◆ **DIRECTIONS FOR THIS TASK**:
Your task is to reproduce the material exactly.

◆ **DATA ROWS**:

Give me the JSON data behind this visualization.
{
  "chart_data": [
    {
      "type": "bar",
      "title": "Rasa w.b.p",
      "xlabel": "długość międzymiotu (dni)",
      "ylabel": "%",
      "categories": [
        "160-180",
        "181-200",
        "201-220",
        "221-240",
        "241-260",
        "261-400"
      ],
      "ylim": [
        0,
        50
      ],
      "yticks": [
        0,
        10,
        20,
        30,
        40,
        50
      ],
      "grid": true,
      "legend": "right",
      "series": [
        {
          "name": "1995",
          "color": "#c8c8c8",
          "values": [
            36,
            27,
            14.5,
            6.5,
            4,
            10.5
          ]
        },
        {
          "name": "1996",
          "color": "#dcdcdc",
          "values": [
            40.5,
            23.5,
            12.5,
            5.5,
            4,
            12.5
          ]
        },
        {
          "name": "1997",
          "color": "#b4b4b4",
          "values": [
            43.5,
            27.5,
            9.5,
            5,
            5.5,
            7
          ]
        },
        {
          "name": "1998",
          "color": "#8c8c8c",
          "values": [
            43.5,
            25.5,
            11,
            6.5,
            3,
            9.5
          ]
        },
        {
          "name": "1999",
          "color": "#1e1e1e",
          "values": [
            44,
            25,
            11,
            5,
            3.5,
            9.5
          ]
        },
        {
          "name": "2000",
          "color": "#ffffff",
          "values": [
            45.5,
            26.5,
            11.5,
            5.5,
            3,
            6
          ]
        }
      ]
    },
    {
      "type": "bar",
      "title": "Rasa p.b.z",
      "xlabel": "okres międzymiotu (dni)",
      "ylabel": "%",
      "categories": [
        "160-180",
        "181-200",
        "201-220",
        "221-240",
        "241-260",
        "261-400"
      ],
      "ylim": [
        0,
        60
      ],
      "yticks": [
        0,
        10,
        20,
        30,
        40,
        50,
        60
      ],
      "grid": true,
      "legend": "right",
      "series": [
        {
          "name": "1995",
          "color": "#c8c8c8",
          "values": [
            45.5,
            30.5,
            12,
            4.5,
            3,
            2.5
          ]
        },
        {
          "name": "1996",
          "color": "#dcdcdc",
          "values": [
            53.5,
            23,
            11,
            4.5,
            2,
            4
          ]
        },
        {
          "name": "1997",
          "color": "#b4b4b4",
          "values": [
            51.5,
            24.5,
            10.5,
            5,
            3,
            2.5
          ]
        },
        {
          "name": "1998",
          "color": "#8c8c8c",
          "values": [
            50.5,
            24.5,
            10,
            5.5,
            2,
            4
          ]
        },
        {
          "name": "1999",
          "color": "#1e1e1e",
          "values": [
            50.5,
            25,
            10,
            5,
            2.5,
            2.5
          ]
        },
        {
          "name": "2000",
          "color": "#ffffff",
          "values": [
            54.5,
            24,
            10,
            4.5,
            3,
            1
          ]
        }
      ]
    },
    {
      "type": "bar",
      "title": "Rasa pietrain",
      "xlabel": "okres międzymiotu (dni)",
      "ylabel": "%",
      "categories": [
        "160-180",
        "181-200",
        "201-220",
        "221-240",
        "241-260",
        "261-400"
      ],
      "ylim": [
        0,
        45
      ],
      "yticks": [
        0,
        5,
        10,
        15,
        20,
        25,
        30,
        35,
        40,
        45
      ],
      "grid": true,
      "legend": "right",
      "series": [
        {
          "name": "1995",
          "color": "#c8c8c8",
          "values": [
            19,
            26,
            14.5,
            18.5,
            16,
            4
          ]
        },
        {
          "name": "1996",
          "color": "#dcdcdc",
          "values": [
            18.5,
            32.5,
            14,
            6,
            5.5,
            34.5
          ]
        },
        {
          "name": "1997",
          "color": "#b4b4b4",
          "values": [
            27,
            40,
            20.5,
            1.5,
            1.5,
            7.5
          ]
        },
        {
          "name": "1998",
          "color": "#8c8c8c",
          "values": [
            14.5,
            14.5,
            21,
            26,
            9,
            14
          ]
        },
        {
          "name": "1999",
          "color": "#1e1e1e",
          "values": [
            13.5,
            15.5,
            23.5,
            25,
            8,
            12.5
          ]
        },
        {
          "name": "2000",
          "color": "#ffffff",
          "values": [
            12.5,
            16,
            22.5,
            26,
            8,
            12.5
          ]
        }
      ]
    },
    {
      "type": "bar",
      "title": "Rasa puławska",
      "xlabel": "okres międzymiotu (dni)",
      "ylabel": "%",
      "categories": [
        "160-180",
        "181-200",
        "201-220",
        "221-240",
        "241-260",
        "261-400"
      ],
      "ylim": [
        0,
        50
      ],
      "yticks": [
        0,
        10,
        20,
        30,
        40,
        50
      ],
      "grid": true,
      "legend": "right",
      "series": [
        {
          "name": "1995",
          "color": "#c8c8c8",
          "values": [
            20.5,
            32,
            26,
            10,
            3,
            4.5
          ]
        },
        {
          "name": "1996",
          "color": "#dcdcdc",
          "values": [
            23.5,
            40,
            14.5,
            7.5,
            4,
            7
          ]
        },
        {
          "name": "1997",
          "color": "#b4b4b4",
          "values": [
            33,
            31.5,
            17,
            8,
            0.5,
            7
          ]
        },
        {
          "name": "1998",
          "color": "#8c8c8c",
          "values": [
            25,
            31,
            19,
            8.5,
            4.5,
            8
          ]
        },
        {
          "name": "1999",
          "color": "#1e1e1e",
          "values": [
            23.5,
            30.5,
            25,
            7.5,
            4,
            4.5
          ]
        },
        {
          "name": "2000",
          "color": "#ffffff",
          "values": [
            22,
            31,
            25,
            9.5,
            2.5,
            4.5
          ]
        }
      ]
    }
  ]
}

◆ **TASK RESULT**:
Give me the JSON data behind this visualization.
{
  "chart_data": [
    {
      "type": "bar",
      "title": "Rasa w.b.p",
      "xlabel": "długość międzymiotu (dni)",
      "ylabel": "%",
      "categories": [
        "160-180",
        "181-200",
        "201-220",
        "221-240",
        "241-260",
        "261-400"
      ],
      "ylim": [
        0,
        50
      ],
      "yticks": [
        0,
        10,
        20,
        30,
        40,
        50
      ],
      "grid": true,
      "legend": "right",
      "series": [
        {
          "name": "1995",
          "color": "#c8c8c8",
          "values": [
            36,
            27,
            14.5,
            6.5,
            4,
            10.5
          ]
        },
        {
          "name": "1996",
          "color": "#dcdcdc",
          "values": [
            40.5,
            23.5,
            12.5,
            5.5,
            4,
            12.5
          ]
        },
        {
          "name": "1997",
          "color": "#b4b4b4",
          "values": [
            43.5,
            27.5,
            9.5,
            5,
            5.5,
            7
          ]
        },
        {
          "name": "1998",
          "color": "#8c8c8c",
          "values": [
            43.5,
            25.5,
            11,
            6.5,
            3,
            9.5
          ]
        },
        {
          "name": "1999",
          "color": "#1e1e1e",
          "values": [
            44,
            25,
            11,
            5,
            3.5,
            9.5
          ]
        },
        {
          "name": "2000",
          "color": "#ffffff",
          "values": [
            45.5,
            26.5,
            11.5,
            5.5,
            3,
            6
          ]
        }
      ]
    },
    {
      "type": "bar",
      "title": "Rasa p.b.z",
      "xlabel": "okres międzymiotu (dni)",
      "ylabel": "%",
      "categories": [
        "160-180",
        "181-200",
        "201-220",
        "221-240",
        "241-260",
        "261-400"
      ],
      "ylim": [
        0,
        60
      ],
      "yticks": [
        0,
        10,
        20,
        30,
        40,
        50,
        60
      ],
      "grid": true,
      "legend": "right",
      "series": [
        {
          "name": "1995",
          "color": "#c8c8c8",
          "values": [
            45.5,
            30.5,
            12,
            4.5,
            3,
            2.5
          ]
        },
        {
          "name": "1996",
          "color": "#dcdcdc",
          "values": [
            53.5,
            23,
            11,
            4.5,
            2,
            4
          ]
        },
        {
          "name": "1997",
          "color": "#b4b4b4",
          "values": [
            51.5,
            24.5,
            10.5,
            5,
            3,
            2.5
          ]
        },
        {
          "name": "1998",
          "color": "#8c8c8c",
          "values": [
            50.5,
            24.5,
            10,
            5.5,
            2,
            4
          ]
        },
        {
          "name": "1999",
          "color": "#1e1e1e",
          "values": [
            50.5,
            25,
            10,
            5,
            2.5,
            2.5
          ]
        },
        {
          "name": "2000",
          "color": "#ffffff",
          "values": [
            54.5,
            24,
            10,
            4.5,
            3,
            1
          ]
        }
      ]
    },
    {
      "type": "bar",
      "title": "Rasa pietrain",
      "xlabel": "okres międzymiotu (dni)",
      "ylabel": "%",
      "categories": [
        "160-180",
        "181-200",
        "201-220",
        "221-240",
        "241-260",
        "261-400"
      ],
      "ylim": [
        0,
        45
      ],
      "yticks": [
        0,
        5,
        10,
        15,
        20,
        25,
        30,
        35,
        40,
        45
      ],
      "grid": true,
      "legend": "right",
      "series": [
        {
          "name": "1995",
          "color": "#c8c8c8",
          "values": [
            19,
            26,
            14.5,
            18.5,
            16,
            4
          ]
        },
        {
          "name": "1996",
          "color": "#dcdcdc",
          "values": [
            18.5,
            32.5,
            14,
            6,
            5.5,
            34.5
          ]
        },
        {
          "name": "1997",
          "color": "#b4b4b4",
          "values": [
            27,
            40,
            20.5,
            1.5,
            1.5,
            7.5
          ]
        },
        {
          "name": "1998",
          "color": "#8c8c8c",
          "values": [
            14.5,
            14.5,
            21,
            26,
            9,
            14
          ]
        },
        {
          "name": "1999",
          "color": "#1e1e1e",
          "values": [
            13.5,
            15.5,
            23.5,
            25,
            8,
            12.5
          ]
        },
        {
          "name": "2000",
          "color": "#ffffff",
          "values": [
            12.5,
            16,
            22.5,
            26,
            8,
            12.5
          ]
        }
      ]
    },
    {
      "type": "bar",
      "title": "Rasa puławska",
      "xlabel": "okres międzymiotu (dni)",
      "ylabel": "%",
      "categories": [
        "160-180",
        "181-200",
        "201-220",
        "221-240",
        "241-260",
        "261-400"
      ],
      "ylim": [
        0,
        50
      ],
      "yticks": [
        0,
        10,
        20,
        30,
        40,
        50
      ],
      "grid": true,
      "legend": "right",
      "series": [
        {
          "name": "1995",
          "color": "#c8c8c8",
          "values": [
            20.5,
            32,
            26,
            10,
            3,
            4.5
          ]
        },
        {
          "name": "1996",
          "color": "#dcdcdc",
          "values": [
            23.5,
            40,
            14.5,
            7.5,
            4,
            7
          ]
        },
        {
          "name": "1997",
          "color": "#b4b4b4",
          "values": [
            33,
            31.5,
            17,
            8,
            0.5,
            7
          ]
        },
        {
          "name": "1998",
          "color": "#8c8c8c",
          "values": [
            25,
            31,
            19,
            8.5,
            4.5,
            8
          ]
        },
        {
          "name": "1999",
          "color": "#1e1e1e",
          "values": [
            23.5,
            30.5,
            25,
            7.5,
            4,
            4.5
          ]
        },
        {
          "name": "2000",
          "color": "#ffffff",
          "values": [
            22,
            31,
            25,
            9.5,
            2.5,
            4.5
          ]
        }
      ]
    }
  ]
}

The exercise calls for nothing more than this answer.